§ SHORT EXERCISE
Pictures stay out of your copy, but everything else in the records below must be repeated exactly.

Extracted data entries
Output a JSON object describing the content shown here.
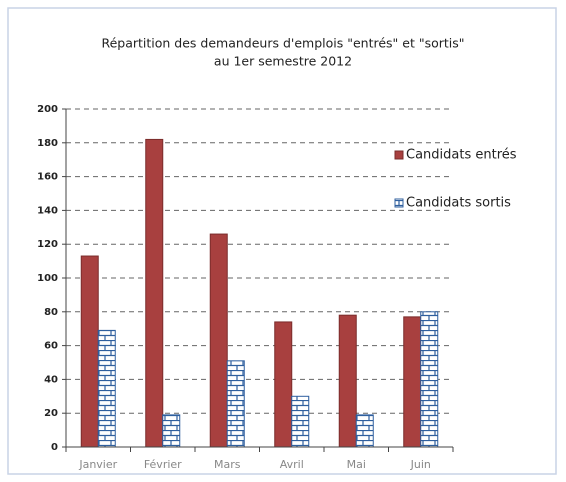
{
  "chart_data": {
    "type": "bar",
    "title": [
      "Répartition des demandeurs d'emplois \"entrés\" et \"sortis\"",
      "au 1er semestre 2012"
    ],
    "categories": [
      "Janvier",
      "Février",
      "Mars",
      "Avril",
      "Mai",
      "Juin"
    ],
    "series": [
      {
        "name": "Candidats entrés",
        "color": "#a8403f",
        "values": [
          113,
          182,
          126,
          74,
          78,
          77
        ]
      },
      {
        "name": "Candidats sortis",
        "color": "#2f5f9e",
        "pattern": "brick",
        "values": [
          69,
          19,
          51,
          30,
          19,
          80
        ]
      }
    ],
    "ylim": [
      0,
      200
    ],
    "yticks": [
      0,
      20,
      40,
      60,
      80,
      100,
      120,
      140,
      160,
      180,
      200
    ],
    "grid": true,
    "legend": "right"
  }
}
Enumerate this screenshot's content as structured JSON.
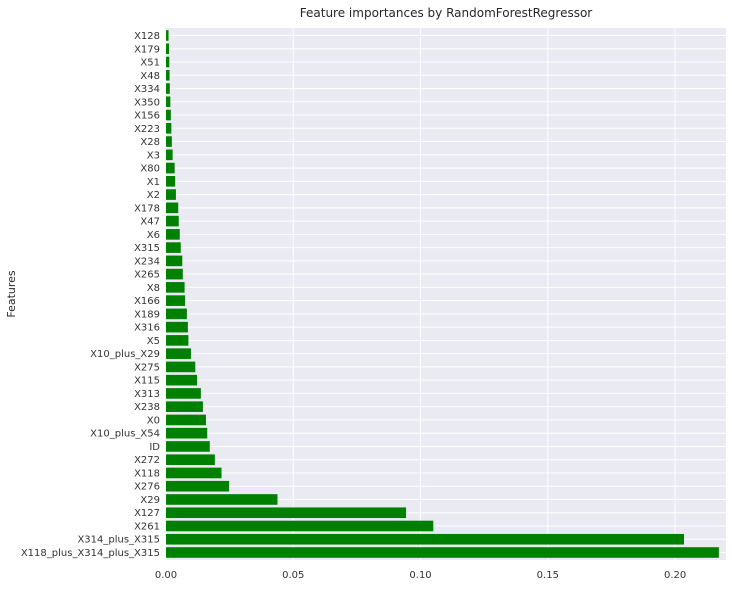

§ RESULT FOR THIS TASK
Output a JSON object describing the content shown here.
{
  "chart_data": {
    "type": "bar",
    "title": [
      "Répartition des demandeurs d'emplois \"entrés\" et \"sortis\"",
      "au 1er semestre 2012"
    ],
    "categories": [
      "Janvier",
      "Février",
      "Mars",
      "Avril",
      "Mai",
      "Juin"
    ],
    "series": [
      {
        "name": "Candidats entrés",
        "color": "#a8403f",
        "values": [
          113,
          182,
          126,
          74,
          78,
          77
        ]
      },
      {
        "name": "Candidats sortis",
        "color": "#2f5f9e",
        "pattern": "brick",
        "values": [
          69,
          19,
          51,
          30,
          19,
          80
        ]
      }
    ],
    "ylim": [
      0,
      200
    ],
    "yticks": [
      0,
      20,
      40,
      60,
      80,
      100,
      120,
      140,
      160,
      180,
      200
    ],
    "grid": true,
    "legend": "right"
  }
}
Enumerate this screenshot's content as structured JSON.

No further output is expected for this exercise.